» **SHORT TASK**
Copy all lines in which the word "Company" can be found.

[start INFORMATION PROVIDED]

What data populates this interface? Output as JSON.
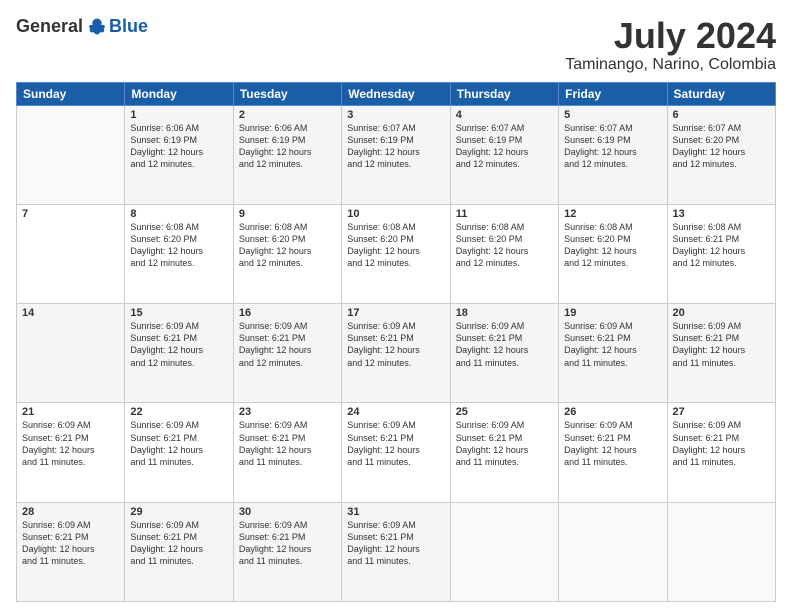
{
  "logo": {
    "general": "General",
    "blue": "Blue"
  },
  "title": {
    "month_year": "July 2024",
    "location": "Taminango, Narino, Colombia"
  },
  "days_header": [
    "Sunday",
    "Monday",
    "Tuesday",
    "Wednesday",
    "Thursday",
    "Friday",
    "Saturday"
  ],
  "weeks": [
    [
      {
        "day": "",
        "info": ""
      },
      {
        "day": "1",
        "info": "Sunrise: 6:06 AM\nSunset: 6:19 PM\nDaylight: 12 hours\nand 12 minutes."
      },
      {
        "day": "2",
        "info": "Sunrise: 6:06 AM\nSunset: 6:19 PM\nDaylight: 12 hours\nand 12 minutes."
      },
      {
        "day": "3",
        "info": "Sunrise: 6:07 AM\nSunset: 6:19 PM\nDaylight: 12 hours\nand 12 minutes."
      },
      {
        "day": "4",
        "info": "Sunrise: 6:07 AM\nSunset: 6:19 PM\nDaylight: 12 hours\nand 12 minutes."
      },
      {
        "day": "5",
        "info": "Sunrise: 6:07 AM\nSunset: 6:19 PM\nDaylight: 12 hours\nand 12 minutes."
      },
      {
        "day": "6",
        "info": "Sunrise: 6:07 AM\nSunset: 6:20 PM\nDaylight: 12 hours\nand 12 minutes."
      }
    ],
    [
      {
        "day": "7",
        "info": ""
      },
      {
        "day": "8",
        "info": "Sunrise: 6:08 AM\nSunset: 6:20 PM\nDaylight: 12 hours\nand 12 minutes."
      },
      {
        "day": "9",
        "info": "Sunrise: 6:08 AM\nSunset: 6:20 PM\nDaylight: 12 hours\nand 12 minutes."
      },
      {
        "day": "10",
        "info": "Sunrise: 6:08 AM\nSunset: 6:20 PM\nDaylight: 12 hours\nand 12 minutes."
      },
      {
        "day": "11",
        "info": "Sunrise: 6:08 AM\nSunset: 6:20 PM\nDaylight: 12 hours\nand 12 minutes."
      },
      {
        "day": "12",
        "info": "Sunrise: 6:08 AM\nSunset: 6:20 PM\nDaylight: 12 hours\nand 12 minutes."
      },
      {
        "day": "13",
        "info": "Sunrise: 6:08 AM\nSunset: 6:21 PM\nDaylight: 12 hours\nand 12 minutes."
      }
    ],
    [
      {
        "day": "14",
        "info": ""
      },
      {
        "day": "15",
        "info": "Sunrise: 6:09 AM\nSunset: 6:21 PM\nDaylight: 12 hours\nand 12 minutes."
      },
      {
        "day": "16",
        "info": "Sunrise: 6:09 AM\nSunset: 6:21 PM\nDaylight: 12 hours\nand 12 minutes."
      },
      {
        "day": "17",
        "info": "Sunrise: 6:09 AM\nSunset: 6:21 PM\nDaylight: 12 hours\nand 12 minutes."
      },
      {
        "day": "18",
        "info": "Sunrise: 6:09 AM\nSunset: 6:21 PM\nDaylight: 12 hours\nand 11 minutes."
      },
      {
        "day": "19",
        "info": "Sunrise: 6:09 AM\nSunset: 6:21 PM\nDaylight: 12 hours\nand 11 minutes."
      },
      {
        "day": "20",
        "info": "Sunrise: 6:09 AM\nSunset: 6:21 PM\nDaylight: 12 hours\nand 11 minutes."
      }
    ],
    [
      {
        "day": "21",
        "info": "Sunrise: 6:09 AM\nSunset: 6:21 PM\nDaylight: 12 hours\nand 11 minutes."
      },
      {
        "day": "22",
        "info": "Sunrise: 6:09 AM\nSunset: 6:21 PM\nDaylight: 12 hours\nand 11 minutes."
      },
      {
        "day": "23",
        "info": "Sunrise: 6:09 AM\nSunset: 6:21 PM\nDaylight: 12 hours\nand 11 minutes."
      },
      {
        "day": "24",
        "info": "Sunrise: 6:09 AM\nSunset: 6:21 PM\nDaylight: 12 hours\nand 11 minutes."
      },
      {
        "day": "25",
        "info": "Sunrise: 6:09 AM\nSunset: 6:21 PM\nDaylight: 12 hours\nand 11 minutes."
      },
      {
        "day": "26",
        "info": "Sunrise: 6:09 AM\nSunset: 6:21 PM\nDaylight: 12 hours\nand 11 minutes."
      },
      {
        "day": "27",
        "info": "Sunrise: 6:09 AM\nSunset: 6:21 PM\nDaylight: 12 hours\nand 11 minutes."
      }
    ],
    [
      {
        "day": "28",
        "info": "Sunrise: 6:09 AM\nSunset: 6:21 PM\nDaylight: 12 hours\nand 11 minutes."
      },
      {
        "day": "29",
        "info": "Sunrise: 6:09 AM\nSunset: 6:21 PM\nDaylight: 12 hours\nand 11 minutes."
      },
      {
        "day": "30",
        "info": "Sunrise: 6:09 AM\nSunset: 6:21 PM\nDaylight: 12 hours\nand 11 minutes."
      },
      {
        "day": "31",
        "info": "Sunrise: 6:09 AM\nSunset: 6:21 PM\nDaylight: 12 hours\nand 11 minutes."
      },
      {
        "day": "",
        "info": ""
      },
      {
        "day": "",
        "info": ""
      },
      {
        "day": "",
        "info": ""
      }
    ]
  ]
}
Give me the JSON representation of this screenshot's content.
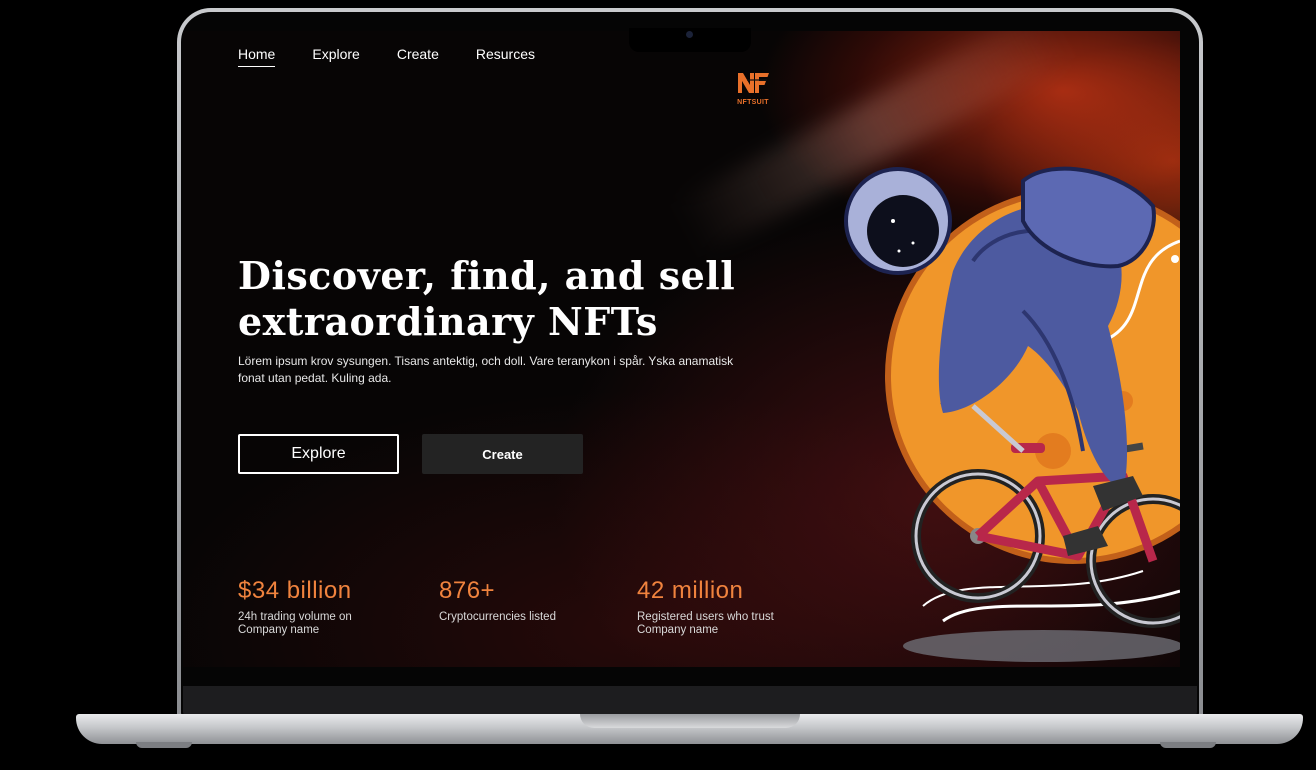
{
  "nav": {
    "items": [
      {
        "label": "Home",
        "active": true
      },
      {
        "label": "Explore",
        "active": false
      },
      {
        "label": "Create",
        "active": false
      },
      {
        "label": "Resurces",
        "active": false
      }
    ]
  },
  "brand": {
    "logo_text": "NFTSUIT",
    "accent": "#e8702a"
  },
  "hero": {
    "title": "Discover, find, and  sell extraordinary NFTs",
    "description": "Lörem ipsum krov sysungen. Tisans antektig, och doll. Vare teranykon i spår. Yska anamatisk fonat utan pedat. Kuling ada.",
    "primary_button": "Explore",
    "secondary_button": "Create"
  },
  "stats": [
    {
      "value": "$34 billion",
      "label": "24h trading volume on Company name"
    },
    {
      "value": "876+",
      "label": "Cryptocurrencies listed"
    },
    {
      "value": "42 million",
      "label": "Registered users who trust Company name"
    }
  ],
  "colors": {
    "stat_value": "#f0833e",
    "background": "#070505",
    "planet": "#f0962a"
  },
  "icons": [
    "nftsuit-logo-icon",
    "astronaut-bike-illustration"
  ]
}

[end INFORMATION PROVIDED]

» **COMPLETE OUTPUT**
      "label": "24h trading volume on Company name"
      "label": "Registered users who trust Company name"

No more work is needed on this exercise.